* **Data listing**:
** begin **

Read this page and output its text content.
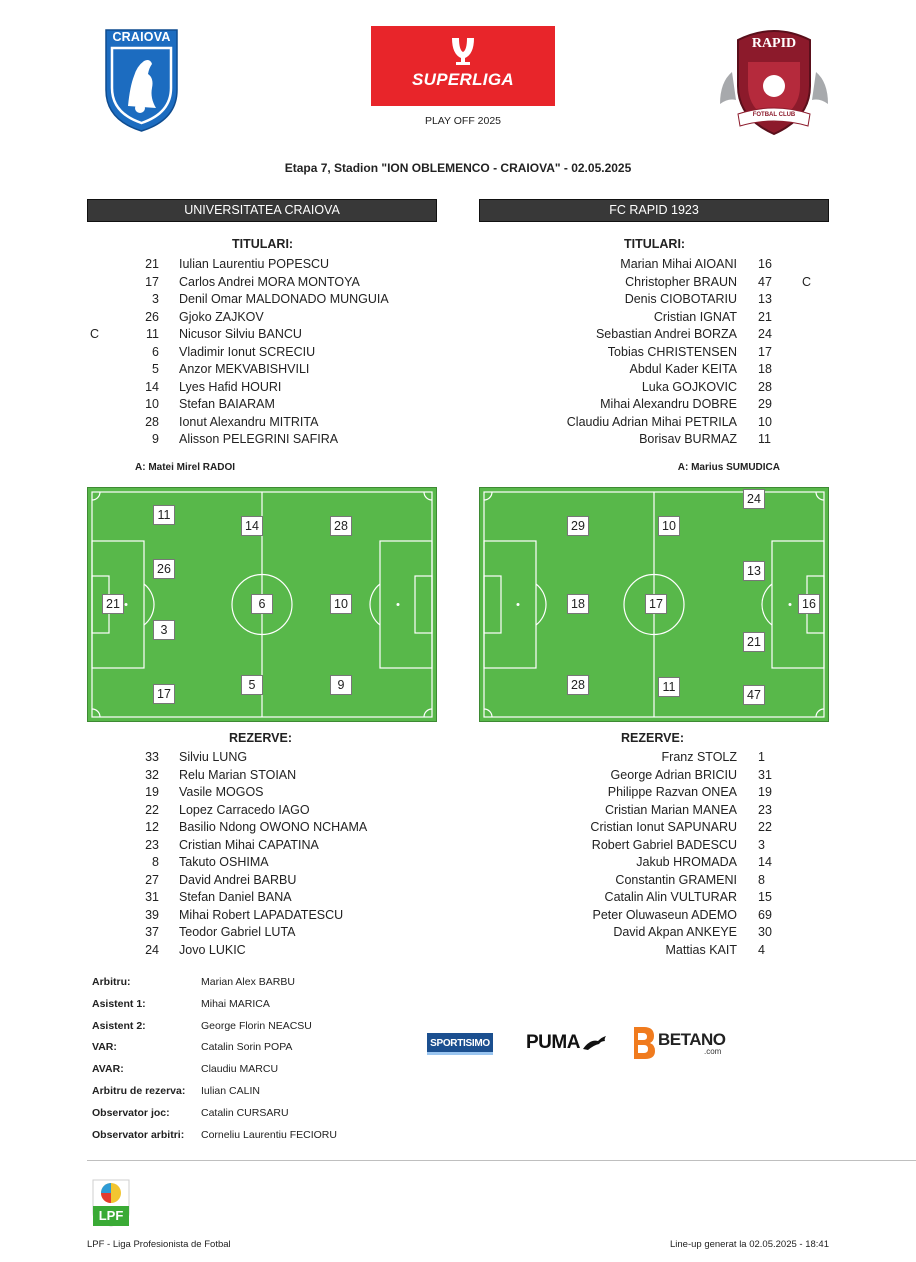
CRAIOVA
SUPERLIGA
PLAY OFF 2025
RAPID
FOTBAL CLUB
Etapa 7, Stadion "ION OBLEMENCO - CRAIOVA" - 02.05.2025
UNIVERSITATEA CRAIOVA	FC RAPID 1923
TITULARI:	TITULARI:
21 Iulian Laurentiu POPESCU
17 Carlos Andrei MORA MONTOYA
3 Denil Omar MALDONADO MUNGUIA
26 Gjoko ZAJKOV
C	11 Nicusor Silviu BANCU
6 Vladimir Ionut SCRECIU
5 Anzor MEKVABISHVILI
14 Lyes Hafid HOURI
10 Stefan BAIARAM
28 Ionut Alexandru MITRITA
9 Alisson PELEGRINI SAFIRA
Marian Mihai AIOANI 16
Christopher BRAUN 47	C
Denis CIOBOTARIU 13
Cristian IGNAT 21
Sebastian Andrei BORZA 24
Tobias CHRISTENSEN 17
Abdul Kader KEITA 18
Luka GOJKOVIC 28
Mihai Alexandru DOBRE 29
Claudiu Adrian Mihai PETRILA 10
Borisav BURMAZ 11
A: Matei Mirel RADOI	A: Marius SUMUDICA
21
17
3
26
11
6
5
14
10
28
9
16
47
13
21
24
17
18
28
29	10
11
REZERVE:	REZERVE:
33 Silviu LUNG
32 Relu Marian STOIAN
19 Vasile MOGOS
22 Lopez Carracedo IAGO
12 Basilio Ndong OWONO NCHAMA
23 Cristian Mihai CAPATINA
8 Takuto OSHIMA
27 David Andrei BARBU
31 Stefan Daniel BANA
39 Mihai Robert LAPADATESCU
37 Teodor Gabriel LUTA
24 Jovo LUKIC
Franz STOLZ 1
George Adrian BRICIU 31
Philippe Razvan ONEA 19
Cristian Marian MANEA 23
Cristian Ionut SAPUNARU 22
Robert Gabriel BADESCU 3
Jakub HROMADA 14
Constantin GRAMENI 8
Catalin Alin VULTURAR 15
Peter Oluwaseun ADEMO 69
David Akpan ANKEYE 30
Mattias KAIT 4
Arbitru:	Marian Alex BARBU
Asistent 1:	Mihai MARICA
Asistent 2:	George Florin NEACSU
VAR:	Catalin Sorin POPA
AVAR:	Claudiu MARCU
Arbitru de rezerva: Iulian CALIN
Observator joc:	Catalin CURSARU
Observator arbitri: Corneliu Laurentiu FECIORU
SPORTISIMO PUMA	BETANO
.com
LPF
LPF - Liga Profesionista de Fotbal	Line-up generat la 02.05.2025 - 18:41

** end **
** begin **

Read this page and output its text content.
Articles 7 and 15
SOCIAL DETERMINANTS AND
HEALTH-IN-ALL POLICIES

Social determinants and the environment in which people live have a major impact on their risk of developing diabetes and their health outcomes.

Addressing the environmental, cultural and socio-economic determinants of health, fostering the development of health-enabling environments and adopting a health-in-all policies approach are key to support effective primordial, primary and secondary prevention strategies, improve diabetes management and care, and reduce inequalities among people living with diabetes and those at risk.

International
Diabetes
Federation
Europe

** end **

* **Directions**: Locate the lines above that contain "CRAIOVA" and copy them.

* **The reply**:
CRAIOVA
Etapa 7, Stadion "ION OBLEMENCO - CRAIOVA" - 02.05.2025
UNIVERSITATEA CRAIOVA	FC RAPID 1923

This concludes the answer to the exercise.